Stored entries

** begin **

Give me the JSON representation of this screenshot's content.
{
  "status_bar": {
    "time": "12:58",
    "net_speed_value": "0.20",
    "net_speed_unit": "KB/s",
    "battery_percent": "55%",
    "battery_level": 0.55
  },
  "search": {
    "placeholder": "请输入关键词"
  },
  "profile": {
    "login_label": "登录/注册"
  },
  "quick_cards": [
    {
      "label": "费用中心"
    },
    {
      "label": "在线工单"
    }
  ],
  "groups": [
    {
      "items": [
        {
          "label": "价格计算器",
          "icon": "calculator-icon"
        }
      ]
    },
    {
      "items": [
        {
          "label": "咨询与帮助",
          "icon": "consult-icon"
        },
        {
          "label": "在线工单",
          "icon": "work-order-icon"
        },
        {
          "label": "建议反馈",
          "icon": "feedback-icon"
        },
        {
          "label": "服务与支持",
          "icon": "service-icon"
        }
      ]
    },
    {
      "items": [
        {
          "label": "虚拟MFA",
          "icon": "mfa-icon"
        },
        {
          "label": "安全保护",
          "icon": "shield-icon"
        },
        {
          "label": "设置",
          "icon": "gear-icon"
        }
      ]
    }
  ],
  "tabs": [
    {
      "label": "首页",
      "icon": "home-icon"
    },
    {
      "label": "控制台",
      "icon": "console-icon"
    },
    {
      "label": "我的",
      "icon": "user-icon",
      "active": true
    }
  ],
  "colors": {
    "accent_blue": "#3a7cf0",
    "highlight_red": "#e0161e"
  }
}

** end **

#### Exercise goal:
Retype each record exactly, leaving nothing out.

#### Written response:
Give me the JSON representation of this screenshot's content.
{
  "status_bar": {
    "time": "12:58",
    "net_speed_value": "0.20",
    "net_speed_unit": "KB/s",
    "battery_percent": "55%",
    "battery_level": 0.55
  },
  "search": {
    "placeholder": "请输入关键词"
  },
  "profile": {
    "login_label": "登录/注册"
  },
  "quick_cards": [
    {
      "label": "费用中心"
    },
    {
      "label": "在线工单"
    }
  ],
  "groups": [
    {
      "items": [
        {
          "label": "价格计算器",
          "icon": "calculator-icon"
        }
      ]
    },
    {
      "items": [
        {
          "label": "咨询与帮助",
          "icon": "consult-icon"
        },
        {
          "label": "在线工单",
          "icon": "work-order-icon"
        },
        {
          "label": "建议反馈",
          "icon": "feedback-icon"
        },
        {
          "label": "服务与支持",
          "icon": "service-icon"
        }
      ]
    },
    {
      "items": [
        {
          "label": "虚拟MFA",
          "icon": "mfa-icon"
        },
        {
          "label": "安全保护",
          "icon": "shield-icon"
        },
        {
          "label": "设置",
          "icon": "gear-icon"
        }
      ]
    }
  ],
  "tabs": [
    {
      "label": "首页",
      "icon": "home-icon"
    },
    {
      "label": "控制台",
      "icon": "console-icon"
    },
    {
      "label": "我的",
      "icon": "user-icon",
      "active": true
    }
  ],
  "colors": {
    "accent_blue": "#3a7cf0",
    "highlight_red": "#e0161e"
  }
}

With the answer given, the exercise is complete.